» EXERCISE
Exactly repeat the line that contains "Convert this document image to plain text.", then every line after it up to and including the final line.

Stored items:
>> start

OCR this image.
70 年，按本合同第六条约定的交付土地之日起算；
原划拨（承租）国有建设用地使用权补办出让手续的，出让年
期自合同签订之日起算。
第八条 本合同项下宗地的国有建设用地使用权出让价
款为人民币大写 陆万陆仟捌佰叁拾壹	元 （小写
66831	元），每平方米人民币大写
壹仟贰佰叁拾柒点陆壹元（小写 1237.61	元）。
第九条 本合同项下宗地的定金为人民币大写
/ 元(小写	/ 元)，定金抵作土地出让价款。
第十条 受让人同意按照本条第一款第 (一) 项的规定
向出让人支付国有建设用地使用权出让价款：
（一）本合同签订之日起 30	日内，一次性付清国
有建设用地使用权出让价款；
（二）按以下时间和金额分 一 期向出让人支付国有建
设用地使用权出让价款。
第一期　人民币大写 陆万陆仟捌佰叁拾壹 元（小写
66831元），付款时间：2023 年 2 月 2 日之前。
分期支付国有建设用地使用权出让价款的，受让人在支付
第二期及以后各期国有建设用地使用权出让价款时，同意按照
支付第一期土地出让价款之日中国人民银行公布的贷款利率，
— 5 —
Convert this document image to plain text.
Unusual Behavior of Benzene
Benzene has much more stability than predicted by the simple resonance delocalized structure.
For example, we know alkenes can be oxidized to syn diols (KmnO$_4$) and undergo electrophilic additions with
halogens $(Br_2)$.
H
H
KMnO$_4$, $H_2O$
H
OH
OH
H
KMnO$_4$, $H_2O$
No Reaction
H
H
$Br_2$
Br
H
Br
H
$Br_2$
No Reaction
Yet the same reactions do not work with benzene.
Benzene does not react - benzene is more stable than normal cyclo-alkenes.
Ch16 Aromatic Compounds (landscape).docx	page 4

>> end

» EXPECTED ANSWER
Convert this document image to plain text.
Unusual Behavior of Benzene
Benzene has much more stability than predicted by the simple resonance delocalized structure.
For example, we know alkenes can be oxidized to syn diols (KmnO$_4$) and undergo electrophilic additions with
halogens $(Br_2)$.
H
H
KMnO$_4$, $H_2O$
H
OH
OH
H
KMnO$_4$, $H_2O$
No Reaction
H
H
$Br_2$
Br
H
Br
H
$Br_2$
No Reaction
Yet the same reactions do not work with benzene.
Benzene does not react - benzene is more stable than normal cyclo-alkenes.
Ch16 Aromatic Compounds (landscape).docx	page 4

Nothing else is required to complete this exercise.